| EXTRACT |
>> Begin
The Swedish economy will continue to recover, with GDP growing by around 3 per cent both this year and next. The biggest contribution to GDP growth will come from exports, which are set to climb at 4-5 per cent in the coming years, buoyed by an investment-led economic recovery in the OECD countries and a weak krona. This outlook is supported by the latest Business Tendency Survey, which shows that sentiment in the manufacturing sector is above the historical average.

Recent years’ fiscal stimuli – primarily tax reductions – have helped prop up resource utilisation. As the economic climate improves, it will be natural for these stimuli to be phased out and for fiscal policy to compensate for the deficits that have arisen. Given the government’s principle of fully funded reforms, public finances will remain in deficit until 2018. Fiscal space will therefore be non-existent, even with a switch to a balanced-budget target for public finances. An unchanged public sector commitment in 2016-2019 will require taxes to be raised by around SEK 100 billion.
>> End
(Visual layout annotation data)
>> Begin
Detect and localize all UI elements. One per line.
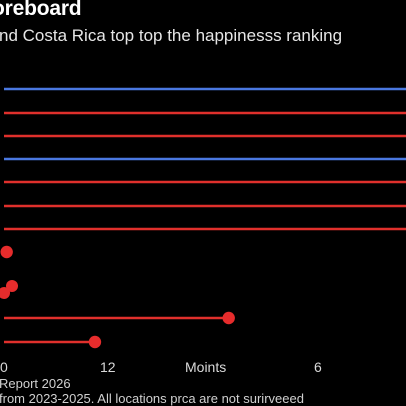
x-tick-label: Moints	[185, 359, 226, 375]
x-tick-label: 12	[100, 359, 116, 375]
x-axis-ticks: 0 12 Moints 6	[0, 359, 322, 375]
data-point	[88, 335, 102, 349]
x-tick-label: 0	[0, 359, 8, 375]
data-point	[6, 280, 18, 292]
data-point	[0, 245, 13, 259]
chart-title: oreboard	[0, 0, 82, 20]
source-note: Report 2026	[0, 376, 71, 391]
x-tick-label: 6	[314, 359, 322, 375]
data-point	[0, 287, 10, 299]
chart-subtitle: nd Costa Rica top top the happinesss ran…	[0, 26, 343, 45]
data-point	[222, 311, 235, 325]
rows-layer	[0, 87, 406, 349]
methodology-note: from 2023-2025. All locations prca are n…	[0, 391, 304, 406]
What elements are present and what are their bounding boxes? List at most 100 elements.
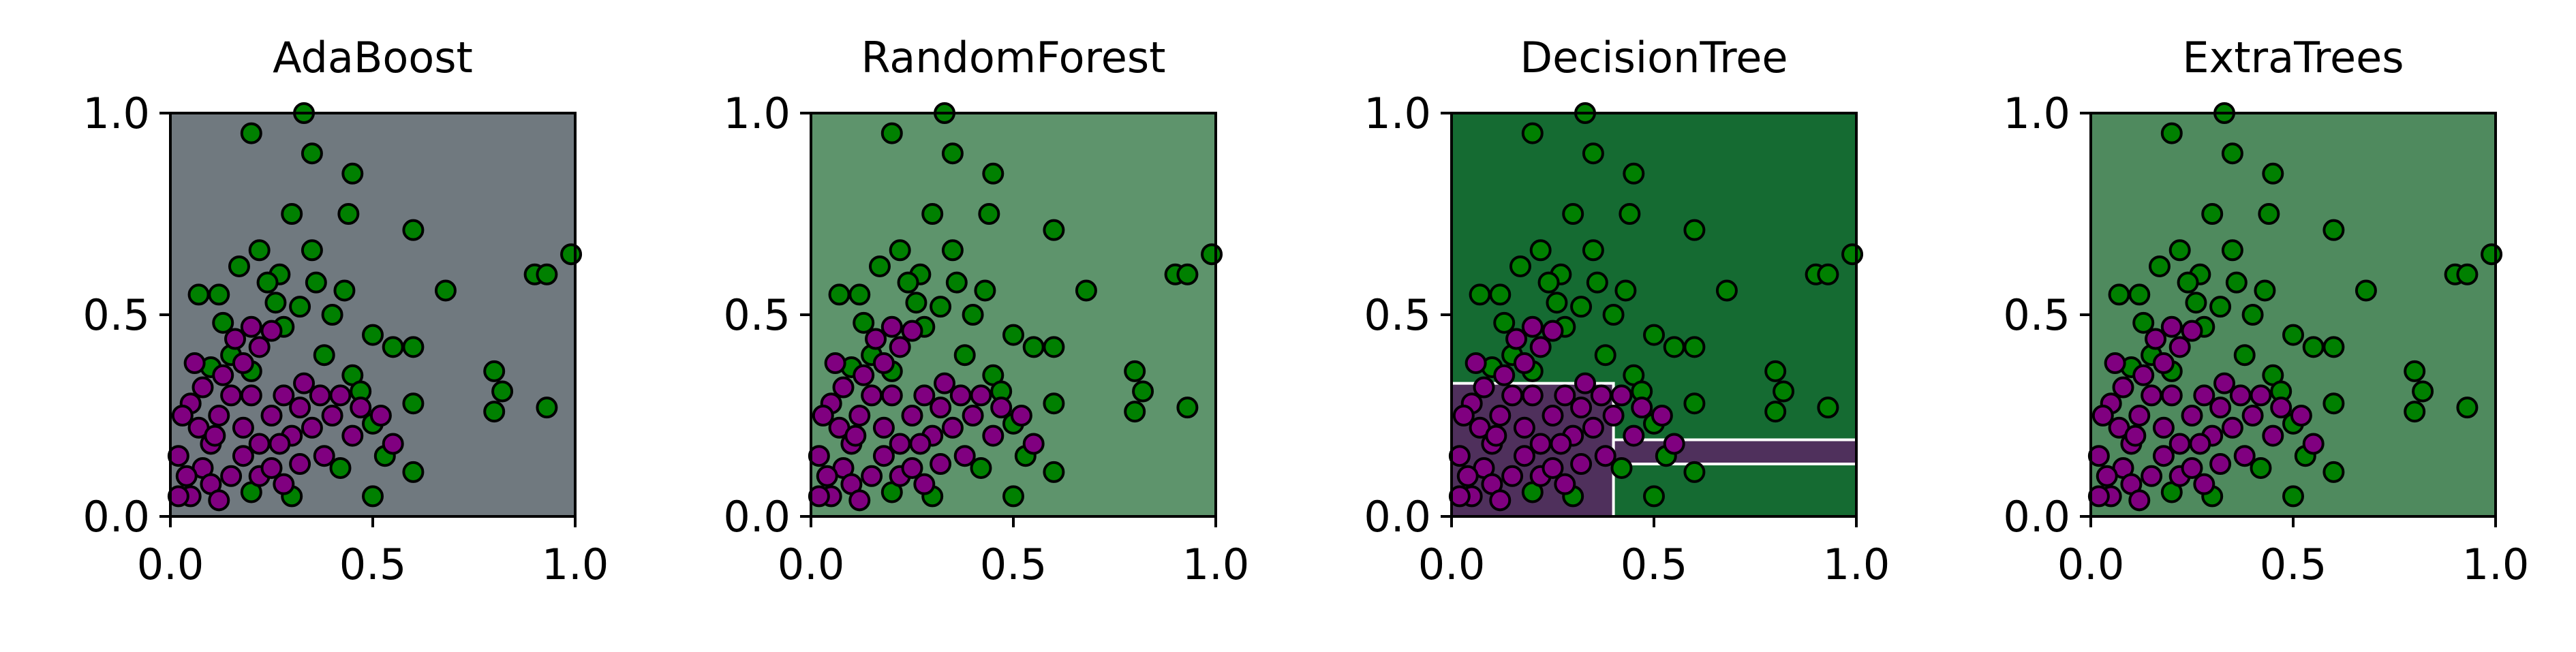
panel-title: DecisionTree — [1520, 33, 1788, 82]
purple-point — [1570, 397, 1593, 419]
x-tick-label: 0.0 — [1418, 540, 1486, 589]
green-point — [402, 461, 425, 483]
purple-point — [329, 384, 352, 407]
y-tick-label: 0.5 — [723, 290, 791, 340]
purple-point — [2168, 336, 2191, 358]
purple-point — [1010, 405, 1032, 426]
y-tick-label: 1.0 — [1364, 89, 1431, 138]
purple-point — [2141, 465, 2163, 487]
green-point — [2148, 255, 2171, 277]
green-point — [402, 219, 425, 241]
y-tick-label: 0.5 — [2003, 290, 2070, 340]
purple-point — [1456, 465, 1479, 487]
purple-point — [350, 397, 372, 419]
green-point — [382, 336, 404, 358]
purple-point — [2181, 320, 2203, 342]
green-point — [897, 271, 919, 294]
panel-decisiontree: DecisionTree 0.0 0.5 1.0 0.0 0.5 1.0 — [1364, 33, 1890, 589]
green-point — [1643, 485, 1665, 508]
purple-point — [970, 384, 992, 407]
purple-point — [901, 320, 923, 342]
green-point — [1683, 336, 1706, 358]
purple-point — [2152, 416, 2175, 439]
purple-point — [289, 453, 311, 476]
decision-surface — [170, 113, 575, 516]
purple-point — [1651, 405, 1673, 426]
panel-title: ExtraTrees — [2182, 33, 2404, 82]
purple-point — [2128, 405, 2151, 426]
green-point — [301, 142, 323, 165]
purple-point — [2104, 352, 2126, 375]
purple-point — [1505, 328, 1528, 350]
green-point — [1817, 263, 1839, 285]
x-tick-label: 0.0 — [778, 540, 845, 589]
green-point — [321, 304, 343, 326]
green-point — [1683, 392, 1706, 415]
green-point — [905, 292, 927, 314]
purple-point — [865, 328, 887, 350]
purple-point — [248, 336, 271, 358]
y-tick-label: 0.5 — [82, 290, 150, 340]
green-point — [1764, 401, 1787, 423]
purple-point — [212, 364, 234, 386]
purple-point — [909, 433, 932, 455]
green-point — [2250, 456, 2272, 479]
purple-point — [1570, 453, 1593, 476]
y-tick-label: 0.0 — [1364, 492, 1431, 542]
green-point — [2355, 279, 2377, 302]
purple-point — [824, 352, 846, 375]
purple-point — [1554, 473, 1576, 495]
green-point — [2254, 279, 2276, 302]
green-point — [2404, 360, 2426, 382]
purple-point — [1554, 384, 1576, 407]
purple-point — [1022, 433, 1045, 455]
green-point — [2209, 296, 2232, 318]
purple-point — [2233, 445, 2256, 467]
purple-point — [2168, 433, 2191, 455]
x-tick-label: 0.5 — [980, 540, 1047, 589]
green-point — [853, 311, 875, 334]
purple-point — [2124, 424, 2147, 447]
purple-point — [1574, 372, 1597, 394]
purple-point — [861, 384, 883, 407]
purple-point — [844, 424, 867, 447]
x-tick-label: 1.0 — [2462, 540, 2530, 589]
green-point — [1002, 485, 1024, 508]
green-point — [1841, 243, 1864, 266]
green-point — [1582, 239, 1604, 262]
green-point — [1002, 324, 1024, 346]
green-point — [2241, 304, 2264, 326]
purple-point — [2160, 384, 2183, 407]
green-point — [1043, 392, 1065, 415]
x-tick-label: 1.0 — [542, 540, 609, 589]
purple-point — [2181, 456, 2203, 479]
x-tick-label: 0.5 — [2260, 540, 2327, 589]
green-point — [264, 292, 287, 314]
purple-point — [2193, 384, 2215, 407]
green-point — [301, 239, 323, 262]
purple-point — [1631, 397, 1653, 419]
green-point — [2456, 263, 2479, 285]
green-point — [560, 243, 583, 266]
purple-point — [2209, 453, 2232, 476]
purple-point — [872, 445, 895, 467]
purple-point — [982, 424, 1005, 447]
x-tick-label: 0.0 — [2057, 540, 2125, 589]
purple-point — [1513, 445, 1535, 467]
green-point — [2128, 283, 2151, 306]
purple-point — [2262, 424, 2284, 447]
purple-point — [2290, 405, 2312, 426]
purple-point — [341, 424, 364, 447]
green-point — [208, 283, 230, 306]
purple-point — [930, 453, 952, 476]
green-point — [941, 239, 964, 262]
purple-point — [962, 405, 984, 426]
green-point — [970, 456, 992, 479]
purple-point — [167, 445, 189, 467]
purple-point — [248, 433, 271, 455]
purple-point — [872, 352, 895, 375]
y-tick-label: 0.0 — [2003, 492, 2070, 542]
purple-point — [2302, 433, 2325, 455]
green-point — [1602, 304, 1625, 326]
>> End
| GOAL 1 |
Name every percentage and monetary amount given in the passage on the Swedish economic outlook.
| GOAL 2 |
Carry on the passage on the Swedish economic outlook past its final sentence.
The records were taken from a separate source.

| FINAL ANSWER 1 |
around 3 per cent
4-5 per cent
around SEK 100 billion

| FINAL ANSWER 2 |
After weak employment growth over the summer, the number of vacancies and firms’ recruitment plans suggest that employment will rise more quickly during the rest of the year. While employment is set to grow at a stable rate, the labour force will expand considerably due to high immigration. New immigrants have a weak position in the labour market, however, and are harder to match to vacant jobs. This is among the reasons why unemployment will fall only slowly and will still be around 7 per cent in 2017.

Inflation to rise with support from monetary policy

The krona’s depreciation over the past year is one reason why inflation has bottomed out and is now on the way up. The NIER nevertheless expects inflation to rise more slowly than in the Riksbank’s forecast. The Riksbank is therefore expected to reduce the repo rate further to –0.45 per cent in December in a bid to get inflation and inflation expectations to come up more quickly. The repo rate is then assumed to remain at this level until the end of 2016, when a series of rate increases will commence.